▶ _PROBLEM TO WORK ON_
Find the lines with "Decode" in them and copy them out.

EXERCISE INPUTS start

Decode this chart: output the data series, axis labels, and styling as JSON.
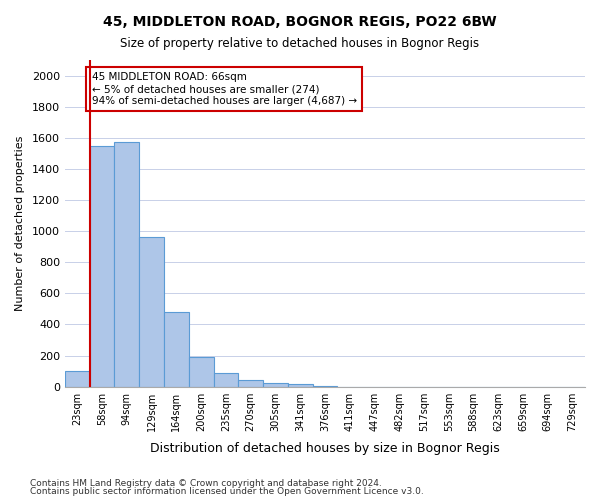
{
  "title1": "45, MIDDLETON ROAD, BOGNOR REGIS, PO22 6BW",
  "title2": "Size of property relative to detached houses in Bognor Regis",
  "xlabel": "Distribution of detached houses by size in Bognor Regis",
  "ylabel": "Number of detached properties",
  "footnote1": "Contains HM Land Registry data © Crown copyright and database right 2024.",
  "footnote2": "Contains public sector information licensed under the Open Government Licence v3.0.",
  "bins": [
    "23sqm",
    "58sqm",
    "94sqm",
    "129sqm",
    "164sqm",
    "200sqm",
    "235sqm",
    "270sqm",
    "305sqm",
    "341sqm",
    "376sqm",
    "411sqm",
    "447sqm",
    "482sqm",
    "517sqm",
    "553sqm",
    "588sqm",
    "623sqm",
    "659sqm",
    "694sqm",
    "729sqm"
  ],
  "values": [
    100,
    1550,
    1570,
    960,
    480,
    190,
    85,
    40,
    25,
    20,
    5,
    0,
    0,
    0,
    0,
    0,
    0,
    0,
    0,
    0,
    0
  ],
  "bar_color": "#aec6e8",
  "bar_edge_color": "#5b9bd5",
  "annotation_text": "45 MIDDLETON ROAD: 66sqm\n← 5% of detached houses are smaller (274)\n94% of semi-detached houses are larger (4,687) →",
  "annotation_box_color": "#ffffff",
  "annotation_box_edge_color": "#cc0000",
  "red_line_x": 0.5,
  "ylim": [
    0,
    2100
  ],
  "yticks": [
    0,
    200,
    400,
    600,
    800,
    1000,
    1200,
    1400,
    1600,
    1800,
    2000
  ],
  "background_color": "#ffffff",
  "grid_color": "#c8d0e8"
}
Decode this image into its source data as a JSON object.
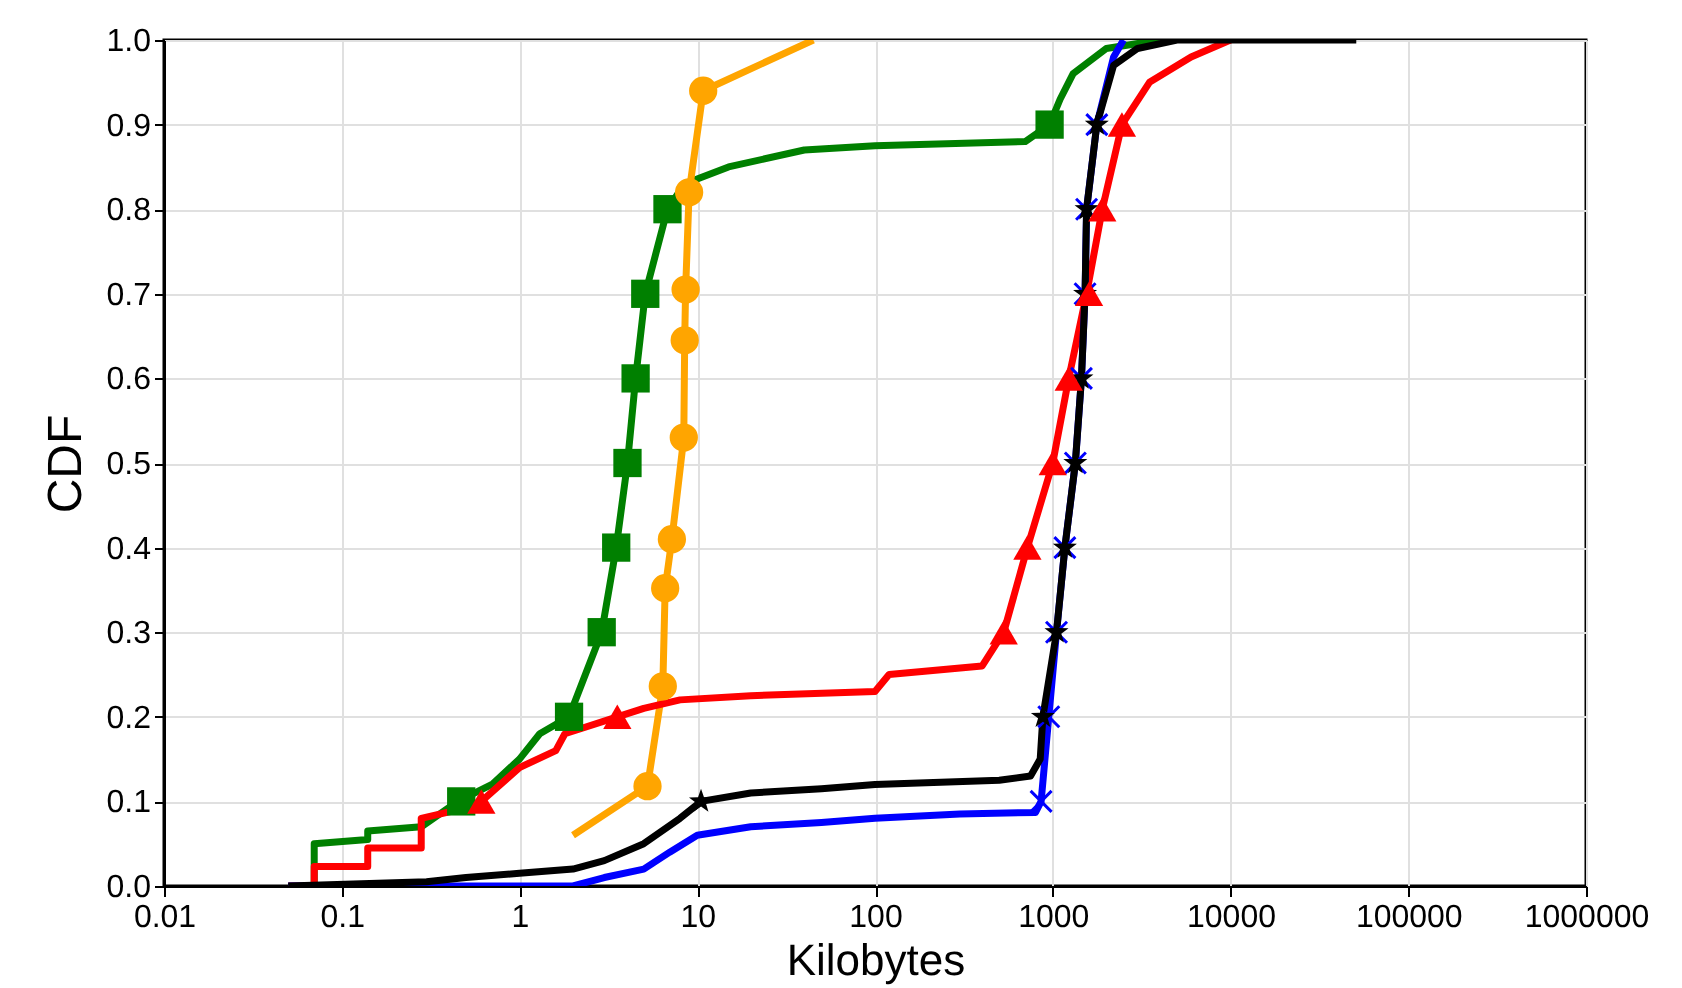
{
  "chart_data": {
    "type": "line",
    "xlabel": "Kilobytes",
    "ylabel": "CDF",
    "log": "x",
    "grid": true,
    "xlim": [
      0.01,
      1000000
    ],
    "ylim": [
      0,
      1
    ],
    "xticks": [
      0.01,
      0.1,
      1,
      10,
      100,
      1000,
      10000,
      100000,
      1000000
    ],
    "yticks": [
      {
        "value": 0,
        "label": "0.0"
      },
      {
        "value": 0.1,
        "label": "0.1"
      },
      {
        "value": 0.2,
        "label": "0.2"
      },
      {
        "value": 0.3,
        "label": "0.3"
      },
      {
        "value": 0.4,
        "label": "0.4"
      },
      {
        "value": 0.5,
        "label": "0.5"
      },
      {
        "value": 0.6,
        "label": "0.6"
      },
      {
        "value": 0.7,
        "label": "0.7"
      },
      {
        "value": 0.8,
        "label": "0.8"
      },
      {
        "value": 0.9,
        "label": "0.9"
      },
      {
        "value": 1,
        "label": "1.0"
      }
    ],
    "series": [
      {
        "type": "line",
        "color": "#008000",
        "x": [
          0.07,
          0.07,
          0.14,
          0.14,
          0.28,
          0.45,
          0.7,
          1.0,
          1.3,
          1.9,
          2.9,
          3.5,
          4.05,
          4.5,
          5.1,
          6.8,
          8.5,
          15,
          40,
          100,
          700,
          960,
          1100,
          1300,
          2000,
          4000
        ],
        "values": [
          0,
          0.05,
          0.055,
          0.065,
          0.07,
          0.1,
          0.12,
          0.15,
          0.18,
          0.2,
          0.3,
          0.4,
          0.5,
          0.6,
          0.7,
          0.8,
          0.83,
          0.85,
          0.87,
          0.875,
          0.88,
          0.9,
          0.93,
          0.96,
          0.99,
          1.0
        ]
      },
      {
        "type": "line",
        "color": "#ffa500",
        "x": [
          2.0,
          5.25,
          6.4,
          6.6,
          7.2,
          8.4,
          8.5,
          8.6,
          9,
          10.8,
          45
        ],
        "values": [
          0.06,
          0.118,
          0.236,
          0.352,
          0.41,
          0.53,
          0.645,
          0.705,
          0.82,
          0.94,
          1.0
        ]
      },
      {
        "type": "line",
        "color": "#ff0000",
        "x": [
          0.05,
          0.07,
          0.07,
          0.14,
          0.14,
          0.28,
          0.28,
          0.45,
          0.61,
          1.0,
          1.6,
          1.8,
          3.55,
          5,
          8,
          20,
          100,
          120,
          400,
          530,
          720,
          1000,
          1230,
          1550,
          1900,
          2450,
          3500,
          6000,
          10000
        ],
        "values": [
          0,
          0,
          0.023,
          0.023,
          0.045,
          0.045,
          0.08,
          0.09,
          0.1,
          0.14,
          0.16,
          0.18,
          0.2,
          0.21,
          0.22,
          0.225,
          0.23,
          0.25,
          0.26,
          0.3,
          0.4,
          0.5,
          0.6,
          0.7,
          0.8,
          0.9,
          0.95,
          0.98,
          1.0
        ]
      },
      {
        "type": "line",
        "color": "#0000ff",
        "x": [
          0.05,
          2,
          3,
          5,
          7,
          10,
          20,
          50,
          100,
          300,
          800,
          860,
          950,
          1050,
          1170,
          1340,
          1450,
          1520,
          1550,
          1770,
          2200,
          2500
        ],
        "values": [
          0,
          0,
          0.01,
          0.02,
          0.04,
          0.06,
          0.07,
          0.075,
          0.08,
          0.085,
          0.087,
          0.1,
          0.2,
          0.3,
          0.4,
          0.5,
          0.6,
          0.7,
          0.8,
          0.9,
          0.98,
          1.0
        ]
      },
      {
        "type": "line",
        "color": "#000000",
        "x": [
          0.05,
          0.3,
          0.5,
          1,
          2,
          3,
          5,
          8,
          10.5,
          20,
          50,
          100,
          500,
          750,
          850,
          880,
          1050,
          1170,
          1340,
          1450,
          1520,
          1550,
          1770,
          2200,
          3000,
          5000,
          51000
        ],
        "values": [
          0,
          0.005,
          0.01,
          0.015,
          0.02,
          0.03,
          0.05,
          0.08,
          0.1,
          0.11,
          0.115,
          0.12,
          0.125,
          0.13,
          0.15,
          0.2,
          0.3,
          0.4,
          0.5,
          0.6,
          0.7,
          0.8,
          0.9,
          0.97,
          0.99,
          1.0,
          1.0
        ]
      },
      {
        "type": "scatter",
        "color": "#008000",
        "marker": "square",
        "x": [
          0.47,
          1.9,
          2.9,
          3.5,
          4.05,
          4.5,
          5.1,
          6.8,
          960
        ],
        "values": [
          0.1,
          0.2,
          0.3,
          0.4,
          0.5,
          0.6,
          0.7,
          0.8,
          0.9
        ]
      },
      {
        "type": "scatter",
        "color": "#ffa500",
        "marker": "circle",
        "x": [
          5.25,
          6.4,
          6.6,
          7.2,
          8.4,
          8.5,
          8.6,
          9,
          10.8
        ],
        "values": [
          0.118,
          0.236,
          0.352,
          0.41,
          0.53,
          0.645,
          0.705,
          0.82,
          0.94
        ]
      },
      {
        "type": "scatter",
        "color": "#0000ff",
        "marker": "cross",
        "x": [
          860,
          950,
          1050,
          1170,
          1340,
          1450,
          1520,
          1550,
          1770
        ],
        "values": [
          0.1,
          0.2,
          0.3,
          0.4,
          0.5,
          0.6,
          0.7,
          0.8,
          0.9
        ]
      },
      {
        "type": "scatter",
        "color": "#000000",
        "marker": "star",
        "x": [
          10.5,
          880,
          1050,
          1170,
          1340,
          1450,
          1520,
          1550,
          1770
        ],
        "values": [
          0.1,
          0.2,
          0.3,
          0.4,
          0.5,
          0.6,
          0.7,
          0.8,
          0.9
        ]
      },
      {
        "type": "scatter",
        "color": "#ff0000",
        "marker": "triangle",
        "x": [
          0.61,
          3.55,
          530,
          720,
          1000,
          1230,
          1600,
          1900,
          2450
        ],
        "values": [
          0.1,
          0.2,
          0.3,
          0.4,
          0.5,
          0.6,
          0.7,
          0.8,
          0.9
        ]
      }
    ]
  }
}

EXERCISE INPUTS end

▶ _TASK OUTPUT_
Decode this chart: output the data series, axis labels, and styling as JSON.
Decode this image into its source data as a JSON object.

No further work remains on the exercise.